#### EXERCISE REQUIREMENTS
All lines holding the string "Пышма" are to be shown.

Part of a data file:
>> Begin
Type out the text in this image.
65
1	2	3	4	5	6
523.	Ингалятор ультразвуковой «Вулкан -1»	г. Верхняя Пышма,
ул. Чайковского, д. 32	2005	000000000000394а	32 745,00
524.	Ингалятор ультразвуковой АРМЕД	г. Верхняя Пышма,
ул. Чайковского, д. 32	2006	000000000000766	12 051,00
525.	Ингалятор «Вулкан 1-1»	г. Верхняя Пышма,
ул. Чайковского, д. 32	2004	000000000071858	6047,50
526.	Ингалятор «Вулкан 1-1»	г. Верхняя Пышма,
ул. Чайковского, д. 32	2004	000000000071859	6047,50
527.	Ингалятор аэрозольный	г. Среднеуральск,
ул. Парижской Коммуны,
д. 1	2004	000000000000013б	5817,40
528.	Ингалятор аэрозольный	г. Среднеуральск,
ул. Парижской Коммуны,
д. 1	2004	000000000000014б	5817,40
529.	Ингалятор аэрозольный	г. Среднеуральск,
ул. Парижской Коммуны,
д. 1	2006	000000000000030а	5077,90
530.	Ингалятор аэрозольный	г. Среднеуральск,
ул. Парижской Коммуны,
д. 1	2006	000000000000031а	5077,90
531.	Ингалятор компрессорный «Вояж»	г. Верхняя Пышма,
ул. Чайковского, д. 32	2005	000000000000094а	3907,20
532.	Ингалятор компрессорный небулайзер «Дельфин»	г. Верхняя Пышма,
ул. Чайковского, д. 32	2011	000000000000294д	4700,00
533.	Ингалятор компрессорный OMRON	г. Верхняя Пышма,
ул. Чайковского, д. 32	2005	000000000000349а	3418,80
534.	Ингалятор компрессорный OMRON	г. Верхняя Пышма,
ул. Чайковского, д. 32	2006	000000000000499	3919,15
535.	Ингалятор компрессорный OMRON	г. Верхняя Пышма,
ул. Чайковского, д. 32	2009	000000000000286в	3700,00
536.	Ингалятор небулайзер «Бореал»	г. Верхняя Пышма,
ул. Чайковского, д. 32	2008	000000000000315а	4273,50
>> End
#### TASK OUTPUT
523.	Ингалятор ультразвуковой «Вулкан -1»	г. Верхняя Пышма,
524.	Ингалятор ультразвуковой АРМЕД	г. Верхняя Пышма,
525.	Ингалятор «Вулкан 1-1»	г. Верхняя Пышма,
526.	Ингалятор «Вулкан 1-1»	г. Верхняя Пышма,
531.	Ингалятор компрессорный «Вояж»	г. Верхняя Пышма,
532.	Ингалятор компрессорный небулайзер «Дельфин»	г. Верхняя Пышма,
533.	Ингалятор компрессорный OMRON	г. Верхняя Пышма,
534.	Ингалятор компрессорный OMRON	г. Верхняя Пышма,
535.	Ингалятор компрессорный OMRON	г. Верхняя Пышма,
536.	Ингалятор небулайзер «Бореал»	г. Верхняя Пышма,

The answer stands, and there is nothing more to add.